--- Begin ---

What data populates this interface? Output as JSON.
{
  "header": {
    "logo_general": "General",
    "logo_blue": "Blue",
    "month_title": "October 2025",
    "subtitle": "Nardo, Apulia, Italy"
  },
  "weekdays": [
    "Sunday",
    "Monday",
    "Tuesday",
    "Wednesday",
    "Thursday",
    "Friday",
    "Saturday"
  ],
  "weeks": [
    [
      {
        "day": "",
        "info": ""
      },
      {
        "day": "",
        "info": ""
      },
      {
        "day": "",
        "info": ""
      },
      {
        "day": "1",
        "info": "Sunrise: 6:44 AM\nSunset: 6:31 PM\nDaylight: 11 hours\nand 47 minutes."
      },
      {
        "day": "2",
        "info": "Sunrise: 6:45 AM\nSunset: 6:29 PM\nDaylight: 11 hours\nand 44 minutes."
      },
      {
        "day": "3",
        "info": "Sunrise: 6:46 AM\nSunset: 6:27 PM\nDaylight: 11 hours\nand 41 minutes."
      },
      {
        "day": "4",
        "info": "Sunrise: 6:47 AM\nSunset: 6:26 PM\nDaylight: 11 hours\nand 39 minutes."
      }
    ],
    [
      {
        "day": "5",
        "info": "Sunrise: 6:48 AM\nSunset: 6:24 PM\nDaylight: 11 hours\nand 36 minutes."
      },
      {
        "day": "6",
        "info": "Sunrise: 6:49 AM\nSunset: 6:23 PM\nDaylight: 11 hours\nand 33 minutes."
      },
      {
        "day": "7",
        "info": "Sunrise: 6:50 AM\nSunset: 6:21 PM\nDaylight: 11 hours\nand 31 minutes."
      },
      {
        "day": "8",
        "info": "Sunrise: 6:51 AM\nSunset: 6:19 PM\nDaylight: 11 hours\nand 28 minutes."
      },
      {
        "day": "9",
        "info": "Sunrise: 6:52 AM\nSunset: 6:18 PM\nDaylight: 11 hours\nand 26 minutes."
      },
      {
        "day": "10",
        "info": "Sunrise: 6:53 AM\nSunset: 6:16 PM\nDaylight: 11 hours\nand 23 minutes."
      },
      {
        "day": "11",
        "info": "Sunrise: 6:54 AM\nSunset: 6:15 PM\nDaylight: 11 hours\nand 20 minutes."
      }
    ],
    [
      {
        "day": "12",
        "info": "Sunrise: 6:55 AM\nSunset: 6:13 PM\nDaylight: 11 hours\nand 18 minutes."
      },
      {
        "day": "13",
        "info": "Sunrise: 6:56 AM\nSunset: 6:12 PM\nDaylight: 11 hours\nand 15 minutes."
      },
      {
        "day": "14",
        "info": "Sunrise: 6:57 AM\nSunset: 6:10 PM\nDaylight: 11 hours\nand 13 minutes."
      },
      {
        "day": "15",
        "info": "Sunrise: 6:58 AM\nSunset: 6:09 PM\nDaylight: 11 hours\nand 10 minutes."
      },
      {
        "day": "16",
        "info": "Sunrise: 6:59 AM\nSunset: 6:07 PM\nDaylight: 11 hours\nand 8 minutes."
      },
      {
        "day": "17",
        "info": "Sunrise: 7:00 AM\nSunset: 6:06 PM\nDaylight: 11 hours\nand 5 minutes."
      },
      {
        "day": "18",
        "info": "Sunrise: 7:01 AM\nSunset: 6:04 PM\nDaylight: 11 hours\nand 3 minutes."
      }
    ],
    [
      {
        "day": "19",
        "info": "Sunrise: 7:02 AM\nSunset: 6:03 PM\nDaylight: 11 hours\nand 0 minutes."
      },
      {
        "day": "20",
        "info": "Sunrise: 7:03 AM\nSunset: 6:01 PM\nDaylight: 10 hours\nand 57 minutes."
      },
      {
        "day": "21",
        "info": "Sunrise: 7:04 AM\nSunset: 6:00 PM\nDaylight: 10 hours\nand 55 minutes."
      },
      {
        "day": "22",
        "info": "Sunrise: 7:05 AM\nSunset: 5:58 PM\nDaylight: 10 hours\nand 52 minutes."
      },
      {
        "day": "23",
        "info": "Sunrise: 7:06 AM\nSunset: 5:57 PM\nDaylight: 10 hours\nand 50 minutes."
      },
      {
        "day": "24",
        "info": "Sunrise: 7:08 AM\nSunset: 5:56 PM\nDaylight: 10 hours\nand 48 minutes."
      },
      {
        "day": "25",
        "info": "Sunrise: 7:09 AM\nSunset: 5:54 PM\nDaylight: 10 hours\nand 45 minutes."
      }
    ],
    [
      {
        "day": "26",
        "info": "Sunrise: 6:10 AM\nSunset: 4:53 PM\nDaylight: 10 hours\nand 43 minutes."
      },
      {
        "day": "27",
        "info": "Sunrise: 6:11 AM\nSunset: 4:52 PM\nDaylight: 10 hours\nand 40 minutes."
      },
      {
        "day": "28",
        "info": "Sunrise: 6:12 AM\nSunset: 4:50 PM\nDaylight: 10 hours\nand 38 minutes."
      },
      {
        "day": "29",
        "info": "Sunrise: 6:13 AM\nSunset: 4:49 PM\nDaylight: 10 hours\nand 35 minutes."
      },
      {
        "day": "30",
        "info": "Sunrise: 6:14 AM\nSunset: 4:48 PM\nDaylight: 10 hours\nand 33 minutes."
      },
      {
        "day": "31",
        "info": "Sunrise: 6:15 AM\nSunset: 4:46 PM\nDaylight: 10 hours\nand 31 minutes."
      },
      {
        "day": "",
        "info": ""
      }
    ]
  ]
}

--- End ---

▸ What is needed
Set down the entries verbatim, leaving none out.

▸ Correct answer
What data populates this interface? Output as JSON.
{
  "header": {
    "logo_general": "General",
    "logo_blue": "Blue",
    "month_title": "October 2025",
    "subtitle": "Nardo, Apulia, Italy"
  },
  "weekdays": [
    "Sunday",
    "Monday",
    "Tuesday",
    "Wednesday",
    "Thursday",
    "Friday",
    "Saturday"
  ],
  "weeks": [
    [
      {
        "day": "",
        "info": ""
      },
      {
        "day": "",
        "info": ""
      },
      {
        "day": "",
        "info": ""
      },
      {
        "day": "1",
        "info": "Sunrise: 6:44 AM\nSunset: 6:31 PM\nDaylight: 11 hours\nand 47 minutes."
      },
      {
        "day": "2",
        "info": "Sunrise: 6:45 AM\nSunset: 6:29 PM\nDaylight: 11 hours\nand 44 minutes."
      },
      {
        "day": "3",
        "info": "Sunrise: 6:46 AM\nSunset: 6:27 PM\nDaylight: 11 hours\nand 41 minutes."
      },
      {
        "day": "4",
        "info": "Sunrise: 6:47 AM\nSunset: 6:26 PM\nDaylight: 11 hours\nand 39 minutes."
      }
    ],
    [
      {
        "day": "5",
        "info": "Sunrise: 6:48 AM\nSunset: 6:24 PM\nDaylight: 11 hours\nand 36 minutes."
      },
      {
        "day": "6",
        "info": "Sunrise: 6:49 AM\nSunset: 6:23 PM\nDaylight: 11 hours\nand 33 minutes."
      },
      {
        "day": "7",
        "info": "Sunrise: 6:50 AM\nSunset: 6:21 PM\nDaylight: 11 hours\nand 31 minutes."
      },
      {
        "day": "8",
        "info": "Sunrise: 6:51 AM\nSunset: 6:19 PM\nDaylight: 11 hours\nand 28 minutes."
      },
      {
        "day": "9",
        "info": "Sunrise: 6:52 AM\nSunset: 6:18 PM\nDaylight: 11 hours\nand 26 minutes."
      },
      {
        "day": "10",
        "info": "Sunrise: 6:53 AM\nSunset: 6:16 PM\nDaylight: 11 hours\nand 23 minutes."
      },
      {
        "day": "11",
        "info": "Sunrise: 6:54 AM\nSunset: 6:15 PM\nDaylight: 11 hours\nand 20 minutes."
      }
    ],
    [
      {
        "day": "12",
        "info": "Sunrise: 6:55 AM\nSunset: 6:13 PM\nDaylight: 11 hours\nand 18 minutes."
      },
      {
        "day": "13",
        "info": "Sunrise: 6:56 AM\nSunset: 6:12 PM\nDaylight: 11 hours\nand 15 minutes."
      },
      {
        "day": "14",
        "info": "Sunrise: 6:57 AM\nSunset: 6:10 PM\nDaylight: 11 hours\nand 13 minutes."
      },
      {
        "day": "15",
        "info": "Sunrise: 6:58 AM\nSunset: 6:09 PM\nDaylight: 11 hours\nand 10 minutes."
      },
      {
        "day": "16",
        "info": "Sunrise: 6:59 AM\nSunset: 6:07 PM\nDaylight: 11 hours\nand 8 minutes."
      },
      {
        "day": "17",
        "info": "Sunrise: 7:00 AM\nSunset: 6:06 PM\nDaylight: 11 hours\nand 5 minutes."
      },
      {
        "day": "18",
        "info": "Sunrise: 7:01 AM\nSunset: 6:04 PM\nDaylight: 11 hours\nand 3 minutes."
      }
    ],
    [
      {
        "day": "19",
        "info": "Sunrise: 7:02 AM\nSunset: 6:03 PM\nDaylight: 11 hours\nand 0 minutes."
      },
      {
        "day": "20",
        "info": "Sunrise: 7:03 AM\nSunset: 6:01 PM\nDaylight: 10 hours\nand 57 minutes."
      },
      {
        "day": "21",
        "info": "Sunrise: 7:04 AM\nSunset: 6:00 PM\nDaylight: 10 hours\nand 55 minutes."
      },
      {
        "day": "22",
        "info": "Sunrise: 7:05 AM\nSunset: 5:58 PM\nDaylight: 10 hours\nand 52 minutes."
      },
      {
        "day": "23",
        "info": "Sunrise: 7:06 AM\nSunset: 5:57 PM\nDaylight: 10 hours\nand 50 minutes."
      },
      {
        "day": "24",
        "info": "Sunrise: 7:08 AM\nSunset: 5:56 PM\nDaylight: 10 hours\nand 48 minutes."
      },
      {
        "day": "25",
        "info": "Sunrise: 7:09 AM\nSunset: 5:54 PM\nDaylight: 10 hours\nand 45 minutes."
      }
    ],
    [
      {
        "day": "26",
        "info": "Sunrise: 6:10 AM\nSunset: 4:53 PM\nDaylight: 10 hours\nand 43 minutes."
      },
      {
        "day": "27",
        "info": "Sunrise: 6:11 AM\nSunset: 4:52 PM\nDaylight: 10 hours\nand 40 minutes."
      },
      {
        "day": "28",
        "info": "Sunrise: 6:12 AM\nSunset: 4:50 PM\nDaylight: 10 hours\nand 38 minutes."
      },
      {
        "day": "29",
        "info": "Sunrise: 6:13 AM\nSunset: 4:49 PM\nDaylight: 10 hours\nand 35 minutes."
      },
      {
        "day": "30",
        "info": "Sunrise: 6:14 AM\nSunset: 4:48 PM\nDaylight: 10 hours\nand 33 minutes."
      },
      {
        "day": "31",
        "info": "Sunrise: 6:15 AM\nSunset: 4:46 PM\nDaylight: 10 hours\nand 31 minutes."
      },
      {
        "day": "",
        "info": ""
      }
    ]
  ]
}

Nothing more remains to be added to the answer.